#### Exercise requirements:
Set down each entry exactly as given; pictures should not appear in the copy.

#### Record excerpts:
>> begin

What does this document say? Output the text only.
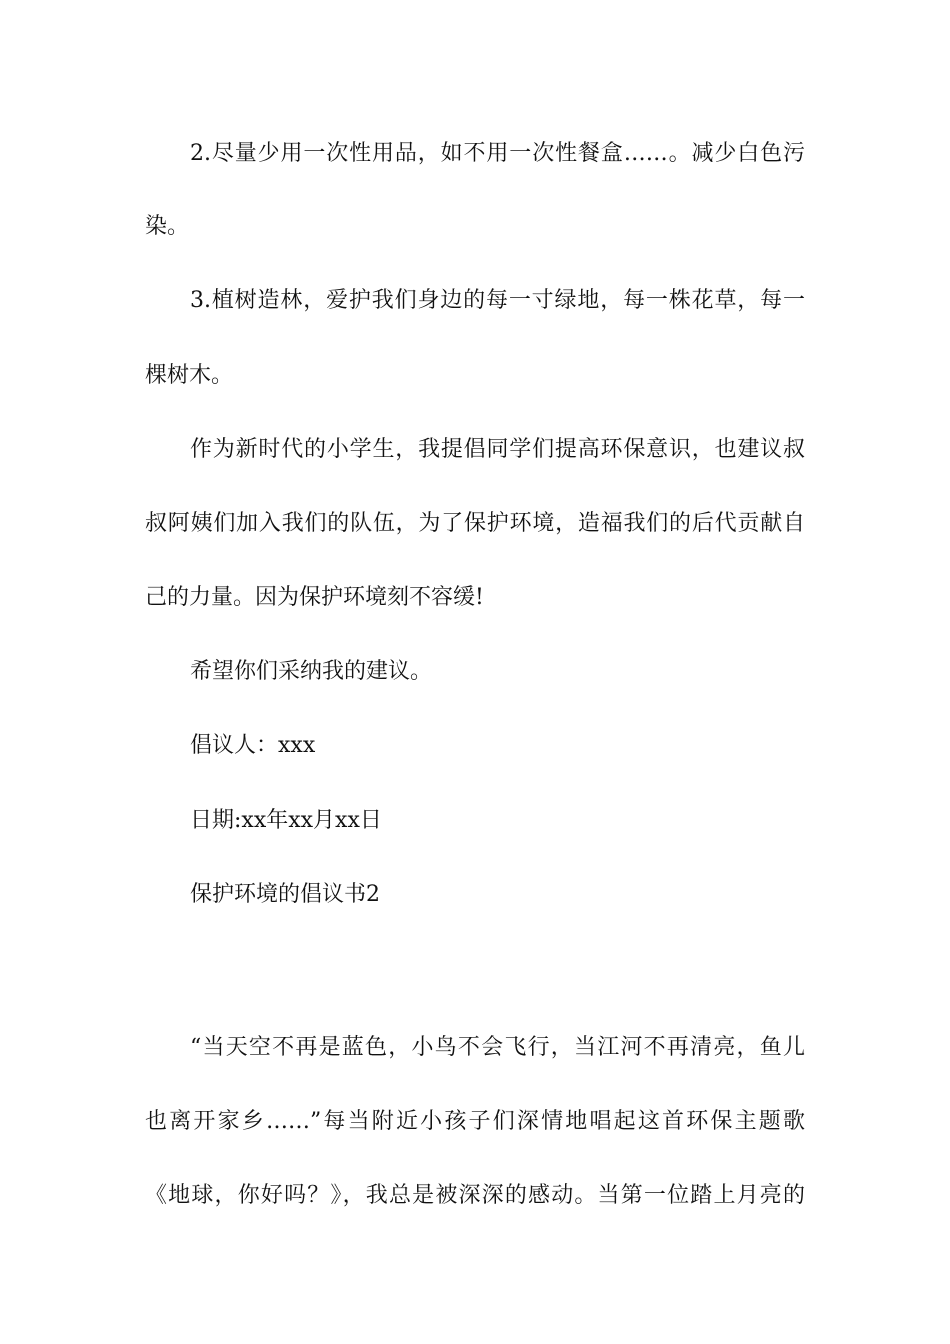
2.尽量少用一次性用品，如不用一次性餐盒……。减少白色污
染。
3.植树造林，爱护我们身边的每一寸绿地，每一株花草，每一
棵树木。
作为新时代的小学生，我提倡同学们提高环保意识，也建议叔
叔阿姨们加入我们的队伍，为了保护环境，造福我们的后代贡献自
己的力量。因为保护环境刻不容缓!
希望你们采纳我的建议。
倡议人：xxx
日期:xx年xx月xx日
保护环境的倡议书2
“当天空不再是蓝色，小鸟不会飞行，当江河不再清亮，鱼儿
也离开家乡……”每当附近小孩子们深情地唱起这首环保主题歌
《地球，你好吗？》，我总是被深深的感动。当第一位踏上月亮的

>> end

#### Response below:
What does this document say? Output the text only.
2.尽量少用一次性用品，如不用一次性餐盒……。减少白色污
染。
3.植树造林，爱护我们身边的每一寸绿地，每一株花草，每一
棵树木。
作为新时代的小学生，我提倡同学们提高环保意识，也建议叔
叔阿姨们加入我们的队伍，为了保护环境，造福我们的后代贡献自
己的力量。因为保护环境刻不容缓!
希望你们采纳我的建议。
倡议人：xxx
日期:xx年xx月xx日
保护环境的倡议书2
“当天空不再是蓝色，小鸟不会飞行，当江河不再清亮，鱼儿
也离开家乡……”每当附近小孩子们深情地唱起这首环保主题歌
《地球，你好吗？》，我总是被深深的感动。当第一位踏上月亮的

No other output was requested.